== PASSAGE CHOISI

La théodicée de la formation de l'âme soutient que Dieu permet le mal et la souffrance parce qu'ils servent un but essentiel dans le développement moral et spirituel humain. Cette théodicée affirme qu'un monde contenant des défis, des épreuves et des choix moraux authentiques fournit les conditions nécessaires pour développer des vertus comme le courage, la compassion et la résilience qui ne pourraient exister dans un paradis sans souffrance. L'argument maintient que le but ultime de Dieu n'est pas de maximiser le plaisir ou minimiser la douleur, mais de créer des êtres capables d'une croissance morale authentique et d'une maturité spirituelle à travers leurs réponses à l'adversité.
La théodicée de la formation de l'âme trouve son articulation moderne dans « Evil and the God of Love » (1966) de John Hick, s'appuyant sur les intuitions antérieures d'Irénée de Lyon (130-202) qui distinguait entre les humains créés à « l'image » de Dieu versus à sa « ressemblance ». Hick a développé cette tradition irénéenne contre la vision augustinienne dominante, argumentant que les humains furent créés immatures et doivent subir un développement moral. Richard Swinburne dans « The Existence of God » (1979) et « Providence and the Problem of Evil » (1998) a élargi ce cadre, soulignant comment la souffrance permet la responsabilité morale. Marilyn McCord Adams dans « Horrendous Evils and the Goodness of God » (1999) a raffiné l'approche tout en reconnaissant ses limites concernant la souffrance extrême.

====
== EXTRAITS DU MATÉRIEL

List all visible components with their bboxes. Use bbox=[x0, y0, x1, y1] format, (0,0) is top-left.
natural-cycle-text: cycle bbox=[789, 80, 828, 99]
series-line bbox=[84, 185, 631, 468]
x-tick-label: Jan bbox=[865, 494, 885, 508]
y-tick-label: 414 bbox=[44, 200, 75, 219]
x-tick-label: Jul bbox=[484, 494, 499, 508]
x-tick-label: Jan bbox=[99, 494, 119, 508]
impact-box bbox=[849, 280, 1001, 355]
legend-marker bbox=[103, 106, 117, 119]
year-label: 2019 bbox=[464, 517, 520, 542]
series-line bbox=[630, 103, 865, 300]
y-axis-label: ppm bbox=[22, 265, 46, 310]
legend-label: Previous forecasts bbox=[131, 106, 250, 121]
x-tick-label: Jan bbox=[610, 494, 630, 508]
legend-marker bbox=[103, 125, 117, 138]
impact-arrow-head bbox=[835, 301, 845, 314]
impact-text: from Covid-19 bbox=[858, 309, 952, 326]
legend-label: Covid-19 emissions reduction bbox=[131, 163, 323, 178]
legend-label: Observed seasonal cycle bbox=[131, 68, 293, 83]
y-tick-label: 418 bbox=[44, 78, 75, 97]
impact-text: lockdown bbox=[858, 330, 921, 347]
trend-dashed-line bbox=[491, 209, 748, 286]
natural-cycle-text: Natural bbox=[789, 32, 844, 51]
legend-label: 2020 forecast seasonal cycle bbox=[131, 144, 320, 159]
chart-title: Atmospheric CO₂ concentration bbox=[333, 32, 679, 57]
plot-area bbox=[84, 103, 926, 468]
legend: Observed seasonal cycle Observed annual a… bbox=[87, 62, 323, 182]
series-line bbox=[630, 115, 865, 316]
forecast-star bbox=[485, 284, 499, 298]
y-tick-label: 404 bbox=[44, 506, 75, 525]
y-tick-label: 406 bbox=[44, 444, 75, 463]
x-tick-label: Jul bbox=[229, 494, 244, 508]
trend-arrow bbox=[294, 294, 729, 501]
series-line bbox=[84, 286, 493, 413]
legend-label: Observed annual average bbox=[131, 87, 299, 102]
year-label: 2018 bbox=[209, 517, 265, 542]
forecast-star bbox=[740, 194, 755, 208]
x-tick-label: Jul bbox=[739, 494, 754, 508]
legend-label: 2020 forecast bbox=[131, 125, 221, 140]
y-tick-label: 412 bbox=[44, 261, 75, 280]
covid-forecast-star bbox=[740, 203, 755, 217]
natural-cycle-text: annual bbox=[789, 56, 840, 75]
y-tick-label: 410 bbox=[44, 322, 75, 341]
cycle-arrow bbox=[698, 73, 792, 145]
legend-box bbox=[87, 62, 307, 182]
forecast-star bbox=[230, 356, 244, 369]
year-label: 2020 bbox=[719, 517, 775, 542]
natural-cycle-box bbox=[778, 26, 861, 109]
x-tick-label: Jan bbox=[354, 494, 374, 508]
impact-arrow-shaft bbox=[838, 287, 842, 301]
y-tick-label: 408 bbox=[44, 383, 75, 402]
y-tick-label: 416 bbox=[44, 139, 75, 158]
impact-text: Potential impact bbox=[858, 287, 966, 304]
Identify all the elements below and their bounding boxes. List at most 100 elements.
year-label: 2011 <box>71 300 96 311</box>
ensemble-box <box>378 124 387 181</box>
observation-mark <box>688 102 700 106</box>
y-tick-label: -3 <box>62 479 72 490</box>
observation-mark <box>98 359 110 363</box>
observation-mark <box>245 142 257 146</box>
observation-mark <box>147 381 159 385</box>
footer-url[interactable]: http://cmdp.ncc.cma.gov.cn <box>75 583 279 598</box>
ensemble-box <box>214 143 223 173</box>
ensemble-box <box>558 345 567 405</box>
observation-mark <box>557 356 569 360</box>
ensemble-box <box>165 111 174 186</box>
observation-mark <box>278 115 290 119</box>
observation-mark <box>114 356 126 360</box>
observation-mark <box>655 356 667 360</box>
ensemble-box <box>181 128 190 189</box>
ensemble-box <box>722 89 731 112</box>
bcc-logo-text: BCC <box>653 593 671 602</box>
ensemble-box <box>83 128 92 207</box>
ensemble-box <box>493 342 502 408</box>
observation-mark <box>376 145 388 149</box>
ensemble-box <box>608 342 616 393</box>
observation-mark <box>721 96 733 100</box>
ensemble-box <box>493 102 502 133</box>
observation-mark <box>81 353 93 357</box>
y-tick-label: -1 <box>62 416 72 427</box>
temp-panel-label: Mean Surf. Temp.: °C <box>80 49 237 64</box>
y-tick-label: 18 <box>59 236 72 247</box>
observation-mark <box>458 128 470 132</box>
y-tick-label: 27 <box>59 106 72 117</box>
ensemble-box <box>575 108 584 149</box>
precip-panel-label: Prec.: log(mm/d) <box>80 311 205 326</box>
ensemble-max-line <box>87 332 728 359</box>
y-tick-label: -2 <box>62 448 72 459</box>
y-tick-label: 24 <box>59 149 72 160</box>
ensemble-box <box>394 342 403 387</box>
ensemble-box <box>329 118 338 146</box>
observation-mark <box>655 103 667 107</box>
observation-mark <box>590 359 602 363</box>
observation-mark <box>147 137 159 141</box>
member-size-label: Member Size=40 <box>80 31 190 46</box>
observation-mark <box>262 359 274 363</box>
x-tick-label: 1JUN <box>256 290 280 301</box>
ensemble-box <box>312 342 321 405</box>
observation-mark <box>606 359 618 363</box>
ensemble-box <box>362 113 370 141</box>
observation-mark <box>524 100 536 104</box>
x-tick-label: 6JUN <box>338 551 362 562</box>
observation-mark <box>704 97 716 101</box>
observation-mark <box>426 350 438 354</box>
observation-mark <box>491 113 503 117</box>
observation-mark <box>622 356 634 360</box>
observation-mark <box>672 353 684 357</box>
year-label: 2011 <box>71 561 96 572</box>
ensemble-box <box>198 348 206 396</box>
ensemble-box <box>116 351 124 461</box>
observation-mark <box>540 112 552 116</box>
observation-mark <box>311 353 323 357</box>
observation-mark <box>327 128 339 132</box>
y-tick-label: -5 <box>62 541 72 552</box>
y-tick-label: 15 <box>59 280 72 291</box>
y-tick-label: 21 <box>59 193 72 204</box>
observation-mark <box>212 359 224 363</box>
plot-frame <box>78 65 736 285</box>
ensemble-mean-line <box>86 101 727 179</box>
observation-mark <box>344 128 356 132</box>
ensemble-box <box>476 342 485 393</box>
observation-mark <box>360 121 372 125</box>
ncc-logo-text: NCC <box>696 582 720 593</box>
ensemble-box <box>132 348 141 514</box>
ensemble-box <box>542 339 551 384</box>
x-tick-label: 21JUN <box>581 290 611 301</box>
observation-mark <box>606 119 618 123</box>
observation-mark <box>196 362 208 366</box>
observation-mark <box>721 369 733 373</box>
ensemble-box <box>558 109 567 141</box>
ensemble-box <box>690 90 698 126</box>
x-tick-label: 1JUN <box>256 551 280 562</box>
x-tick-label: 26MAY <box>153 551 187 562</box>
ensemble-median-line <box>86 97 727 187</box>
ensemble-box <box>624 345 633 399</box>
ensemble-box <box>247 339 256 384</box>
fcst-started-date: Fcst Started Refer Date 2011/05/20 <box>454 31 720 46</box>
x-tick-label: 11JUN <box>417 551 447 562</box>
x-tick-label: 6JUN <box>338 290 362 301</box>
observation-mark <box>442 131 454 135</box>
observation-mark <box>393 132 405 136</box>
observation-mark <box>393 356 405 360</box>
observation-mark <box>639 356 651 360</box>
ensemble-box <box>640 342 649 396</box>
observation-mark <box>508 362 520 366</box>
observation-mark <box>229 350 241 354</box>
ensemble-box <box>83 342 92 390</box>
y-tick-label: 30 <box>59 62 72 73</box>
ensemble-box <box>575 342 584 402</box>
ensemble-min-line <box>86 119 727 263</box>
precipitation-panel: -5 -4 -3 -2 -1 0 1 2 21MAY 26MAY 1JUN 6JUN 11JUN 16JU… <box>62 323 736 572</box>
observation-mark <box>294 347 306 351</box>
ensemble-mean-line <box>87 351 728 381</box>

====

Rédigez la suite du passage sur la théodicée de la formation de l'âme, en reprenant juste après sa dernière phrase.

RÉPONSE À L'EXERCICE:
La réponse théiste la plus forte à la théodicée de la formation de l'âme vient de ceux qui argumentent qu'elle échoue à justifier l'étendue et la distribution de la souffrance. Des critiques comme William Rowe dans « The Problem of Evil and Some Varieties of Atheism » (1979) soutiennent qu'il existe des maux gratuits qui ne servent aucun but de formation de l'âme, particulièrement la souffrance des jeunes enfants et des animaux incapables de croissance morale. D.Z. Phillips dans « The Problem of Evil and the Problem of God » (2005) argue que la théodicée instrumentalise la souffrance de manière non éthique. Les défenseurs répondent que nous ne pouvons juger quelle souffrance est vraiment gratuite étant donné nos limitations épistémiques, et que la théodicée n'a pas besoin de justifier chaque instance du mal mais seulement de montrer la compatibilité logique entre Dieu et le mal. Ils soulignent que la formation de l'âme requiert des risques et conséquences authentiques, non un environnement contrôlé où toute souffrance mène directement à la croissance.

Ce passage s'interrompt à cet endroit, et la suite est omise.